EXERCISE PROMPT: Copy the entire listing below verbatim, line by line, without changing anything.

DATA SHOWN:
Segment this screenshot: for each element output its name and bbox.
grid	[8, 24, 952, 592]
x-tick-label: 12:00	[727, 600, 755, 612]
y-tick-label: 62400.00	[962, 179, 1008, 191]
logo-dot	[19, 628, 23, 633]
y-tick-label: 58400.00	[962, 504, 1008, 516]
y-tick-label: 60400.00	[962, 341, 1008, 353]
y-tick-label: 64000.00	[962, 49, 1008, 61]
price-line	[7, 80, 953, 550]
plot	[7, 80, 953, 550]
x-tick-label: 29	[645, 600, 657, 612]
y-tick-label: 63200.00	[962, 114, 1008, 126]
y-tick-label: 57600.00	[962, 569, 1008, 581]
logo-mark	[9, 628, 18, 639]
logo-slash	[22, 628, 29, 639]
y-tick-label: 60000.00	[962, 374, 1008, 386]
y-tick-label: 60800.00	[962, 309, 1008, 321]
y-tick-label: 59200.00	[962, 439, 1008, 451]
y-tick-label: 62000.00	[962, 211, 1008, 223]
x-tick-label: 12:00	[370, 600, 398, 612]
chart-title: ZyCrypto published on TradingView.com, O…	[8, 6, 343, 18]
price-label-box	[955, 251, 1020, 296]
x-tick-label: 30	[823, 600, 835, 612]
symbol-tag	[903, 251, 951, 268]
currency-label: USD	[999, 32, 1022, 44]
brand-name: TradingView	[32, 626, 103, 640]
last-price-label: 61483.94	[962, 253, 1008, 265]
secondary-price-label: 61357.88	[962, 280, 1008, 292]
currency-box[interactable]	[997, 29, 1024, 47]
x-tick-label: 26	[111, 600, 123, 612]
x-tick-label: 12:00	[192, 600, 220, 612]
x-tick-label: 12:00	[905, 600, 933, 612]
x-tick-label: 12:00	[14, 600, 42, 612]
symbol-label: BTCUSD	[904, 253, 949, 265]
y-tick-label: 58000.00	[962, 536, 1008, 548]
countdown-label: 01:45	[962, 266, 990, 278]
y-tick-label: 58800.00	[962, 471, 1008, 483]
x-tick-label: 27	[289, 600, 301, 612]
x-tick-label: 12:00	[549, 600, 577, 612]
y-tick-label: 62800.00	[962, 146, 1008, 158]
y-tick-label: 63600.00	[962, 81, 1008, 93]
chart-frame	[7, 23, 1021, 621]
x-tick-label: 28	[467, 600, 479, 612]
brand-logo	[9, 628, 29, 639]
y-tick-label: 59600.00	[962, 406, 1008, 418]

RESULT FOR THIS EXERCISE:
Segment this screenshot: for each element output its name and bbox.
grid	[8, 24, 952, 592]
x-tick-label: 12:00	[727, 600, 755, 612]
y-tick-label: 62400.00	[962, 179, 1008, 191]
logo-dot	[19, 628, 23, 633]
y-tick-label: 58400.00	[962, 504, 1008, 516]
y-tick-label: 60400.00	[962, 341, 1008, 353]
y-tick-label: 64000.00	[962, 49, 1008, 61]
price-line	[7, 80, 953, 550]
plot	[7, 80, 953, 550]
x-tick-label: 29	[645, 600, 657, 612]
y-tick-label: 63200.00	[962, 114, 1008, 126]
y-tick-label: 57600.00	[962, 569, 1008, 581]
logo-mark	[9, 628, 18, 639]
logo-slash	[22, 628, 29, 639]
y-tick-label: 60000.00	[962, 374, 1008, 386]
y-tick-label: 60800.00	[962, 309, 1008, 321]
y-tick-label: 59200.00	[962, 439, 1008, 451]
y-tick-label: 62000.00	[962, 211, 1008, 223]
x-tick-label: 12:00	[370, 600, 398, 612]
chart-title: ZyCrypto published on TradingView.com, O…	[8, 6, 343, 18]
price-label-box	[955, 251, 1020, 296]
x-tick-label: 30	[823, 600, 835, 612]
symbol-tag	[903, 251, 951, 268]
currency-label: USD	[999, 32, 1022, 44]
brand-name: TradingView	[32, 626, 103, 640]
last-price-label: 61483.94	[962, 253, 1008, 265]
secondary-price-label: 61357.88	[962, 280, 1008, 292]
currency-box[interactable]	[997, 29, 1024, 47]
x-tick-label: 26	[111, 600, 123, 612]
x-tick-label: 12:00	[192, 600, 220, 612]
x-tick-label: 12:00	[905, 600, 933, 612]
x-tick-label: 12:00	[14, 600, 42, 612]
symbol-label: BTCUSD	[904, 253, 949, 265]
y-tick-label: 58000.00	[962, 536, 1008, 548]
countdown-label: 01:45	[962, 266, 990, 278]
y-tick-label: 58800.00	[962, 471, 1008, 483]
x-tick-label: 27	[289, 600, 301, 612]
x-tick-label: 12:00	[549, 600, 577, 612]
y-tick-label: 62800.00	[962, 146, 1008, 158]
y-tick-label: 63600.00	[962, 81, 1008, 93]
chart-frame	[7, 23, 1021, 621]
x-tick-label: 28	[467, 600, 479, 612]
brand-logo	[9, 628, 29, 639]
y-tick-label: 59600.00	[962, 406, 1008, 418]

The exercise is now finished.